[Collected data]
**********
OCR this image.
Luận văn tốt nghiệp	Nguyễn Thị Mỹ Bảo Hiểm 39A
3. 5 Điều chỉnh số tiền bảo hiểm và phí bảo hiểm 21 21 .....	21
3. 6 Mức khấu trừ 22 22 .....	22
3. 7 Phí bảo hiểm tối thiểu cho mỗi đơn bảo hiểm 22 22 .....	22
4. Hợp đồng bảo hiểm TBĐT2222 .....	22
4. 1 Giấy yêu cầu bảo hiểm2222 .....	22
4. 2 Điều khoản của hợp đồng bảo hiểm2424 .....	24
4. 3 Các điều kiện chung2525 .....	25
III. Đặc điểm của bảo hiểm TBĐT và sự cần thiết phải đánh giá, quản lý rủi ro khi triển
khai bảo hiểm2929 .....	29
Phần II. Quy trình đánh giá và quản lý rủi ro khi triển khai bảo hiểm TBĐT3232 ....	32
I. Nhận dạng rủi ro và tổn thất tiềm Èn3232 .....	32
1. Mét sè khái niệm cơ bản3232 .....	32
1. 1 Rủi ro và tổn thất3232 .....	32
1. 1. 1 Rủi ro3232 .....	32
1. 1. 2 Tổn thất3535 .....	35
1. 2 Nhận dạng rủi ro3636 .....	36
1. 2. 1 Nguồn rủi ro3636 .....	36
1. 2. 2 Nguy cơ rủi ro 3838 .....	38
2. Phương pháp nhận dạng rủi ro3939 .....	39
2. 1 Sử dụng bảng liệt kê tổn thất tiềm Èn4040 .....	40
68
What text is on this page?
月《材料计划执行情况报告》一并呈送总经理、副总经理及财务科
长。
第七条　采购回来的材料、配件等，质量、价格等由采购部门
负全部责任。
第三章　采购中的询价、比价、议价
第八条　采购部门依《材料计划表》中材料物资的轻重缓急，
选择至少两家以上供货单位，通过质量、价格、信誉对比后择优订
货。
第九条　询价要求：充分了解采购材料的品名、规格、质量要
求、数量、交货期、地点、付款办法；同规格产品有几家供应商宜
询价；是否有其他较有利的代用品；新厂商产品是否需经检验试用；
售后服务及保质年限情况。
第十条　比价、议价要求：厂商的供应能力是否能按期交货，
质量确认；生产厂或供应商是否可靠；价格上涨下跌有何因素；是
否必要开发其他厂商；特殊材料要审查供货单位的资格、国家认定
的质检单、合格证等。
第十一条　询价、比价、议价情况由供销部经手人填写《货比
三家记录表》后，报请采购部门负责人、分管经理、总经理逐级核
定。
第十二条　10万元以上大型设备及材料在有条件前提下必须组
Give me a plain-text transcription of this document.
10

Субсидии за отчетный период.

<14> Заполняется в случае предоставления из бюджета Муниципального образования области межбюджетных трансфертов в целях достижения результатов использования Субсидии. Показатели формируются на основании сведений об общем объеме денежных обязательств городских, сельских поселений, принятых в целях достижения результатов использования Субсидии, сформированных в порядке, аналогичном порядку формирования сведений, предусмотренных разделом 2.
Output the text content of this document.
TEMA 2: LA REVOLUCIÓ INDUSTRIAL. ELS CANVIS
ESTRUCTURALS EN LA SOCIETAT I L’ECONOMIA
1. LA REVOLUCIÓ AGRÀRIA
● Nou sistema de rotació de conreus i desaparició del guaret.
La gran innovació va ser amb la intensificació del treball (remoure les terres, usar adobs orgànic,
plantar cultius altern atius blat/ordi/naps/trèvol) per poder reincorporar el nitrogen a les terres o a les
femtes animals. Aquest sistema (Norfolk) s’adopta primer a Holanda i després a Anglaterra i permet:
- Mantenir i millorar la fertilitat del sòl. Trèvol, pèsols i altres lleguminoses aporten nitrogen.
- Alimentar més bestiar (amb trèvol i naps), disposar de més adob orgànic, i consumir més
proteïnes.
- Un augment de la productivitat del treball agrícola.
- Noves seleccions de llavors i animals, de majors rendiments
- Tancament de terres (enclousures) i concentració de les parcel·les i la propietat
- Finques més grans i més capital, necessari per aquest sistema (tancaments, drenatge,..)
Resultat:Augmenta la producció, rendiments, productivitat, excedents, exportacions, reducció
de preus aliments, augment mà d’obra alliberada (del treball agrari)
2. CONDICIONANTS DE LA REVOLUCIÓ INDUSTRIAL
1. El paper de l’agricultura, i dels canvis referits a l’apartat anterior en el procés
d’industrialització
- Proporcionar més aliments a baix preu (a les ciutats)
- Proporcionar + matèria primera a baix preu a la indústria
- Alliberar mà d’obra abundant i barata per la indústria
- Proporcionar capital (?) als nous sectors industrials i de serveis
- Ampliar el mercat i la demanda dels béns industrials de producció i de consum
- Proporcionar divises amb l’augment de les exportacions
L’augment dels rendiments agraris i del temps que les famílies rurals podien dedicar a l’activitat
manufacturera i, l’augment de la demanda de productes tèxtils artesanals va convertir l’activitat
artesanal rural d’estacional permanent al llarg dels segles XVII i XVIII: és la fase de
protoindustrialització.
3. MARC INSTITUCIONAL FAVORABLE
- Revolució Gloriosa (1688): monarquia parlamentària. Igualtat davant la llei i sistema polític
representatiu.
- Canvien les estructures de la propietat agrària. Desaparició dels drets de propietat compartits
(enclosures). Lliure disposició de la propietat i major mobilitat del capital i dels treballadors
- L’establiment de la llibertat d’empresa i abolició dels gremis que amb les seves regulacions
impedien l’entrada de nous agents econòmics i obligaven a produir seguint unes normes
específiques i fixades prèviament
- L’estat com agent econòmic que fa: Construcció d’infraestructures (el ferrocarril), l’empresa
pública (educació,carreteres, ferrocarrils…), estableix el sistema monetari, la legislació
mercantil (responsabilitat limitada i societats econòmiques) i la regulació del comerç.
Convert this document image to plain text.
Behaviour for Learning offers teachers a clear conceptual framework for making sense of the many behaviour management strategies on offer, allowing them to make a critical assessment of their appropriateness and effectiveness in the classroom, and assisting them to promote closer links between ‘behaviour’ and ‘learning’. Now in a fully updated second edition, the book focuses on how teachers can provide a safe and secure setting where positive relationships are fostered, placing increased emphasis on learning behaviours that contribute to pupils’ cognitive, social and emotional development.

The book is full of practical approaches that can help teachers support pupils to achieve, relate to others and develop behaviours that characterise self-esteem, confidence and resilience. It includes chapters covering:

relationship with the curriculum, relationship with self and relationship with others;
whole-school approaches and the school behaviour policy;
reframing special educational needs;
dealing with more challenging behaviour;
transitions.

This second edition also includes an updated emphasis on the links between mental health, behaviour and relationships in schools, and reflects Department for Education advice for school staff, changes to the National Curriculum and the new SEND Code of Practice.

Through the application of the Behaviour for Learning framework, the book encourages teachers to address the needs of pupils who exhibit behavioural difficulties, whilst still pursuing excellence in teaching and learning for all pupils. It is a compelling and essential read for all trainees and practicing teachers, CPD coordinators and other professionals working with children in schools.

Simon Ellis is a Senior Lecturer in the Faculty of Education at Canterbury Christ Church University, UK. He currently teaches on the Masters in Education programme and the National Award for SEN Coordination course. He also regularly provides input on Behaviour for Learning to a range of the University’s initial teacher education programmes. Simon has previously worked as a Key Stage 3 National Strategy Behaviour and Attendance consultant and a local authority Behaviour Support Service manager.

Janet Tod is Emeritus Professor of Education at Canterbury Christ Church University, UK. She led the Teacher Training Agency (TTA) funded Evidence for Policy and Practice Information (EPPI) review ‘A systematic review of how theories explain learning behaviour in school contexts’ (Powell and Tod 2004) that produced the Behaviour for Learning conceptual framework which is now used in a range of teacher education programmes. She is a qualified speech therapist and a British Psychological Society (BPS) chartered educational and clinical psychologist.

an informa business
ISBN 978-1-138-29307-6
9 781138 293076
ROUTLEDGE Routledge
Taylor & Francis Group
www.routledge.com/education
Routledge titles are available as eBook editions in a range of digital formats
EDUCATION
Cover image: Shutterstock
**********
• **Task objective**:
Gather all lines with the string "producció" from the data.

• **Exercise answer**:
Resultat:Augmenta la producció, rendiments, productivitat, excedents, exportacions, reducció
- Ampliar el mercat i la demanda dels béns industrials de producció i de consum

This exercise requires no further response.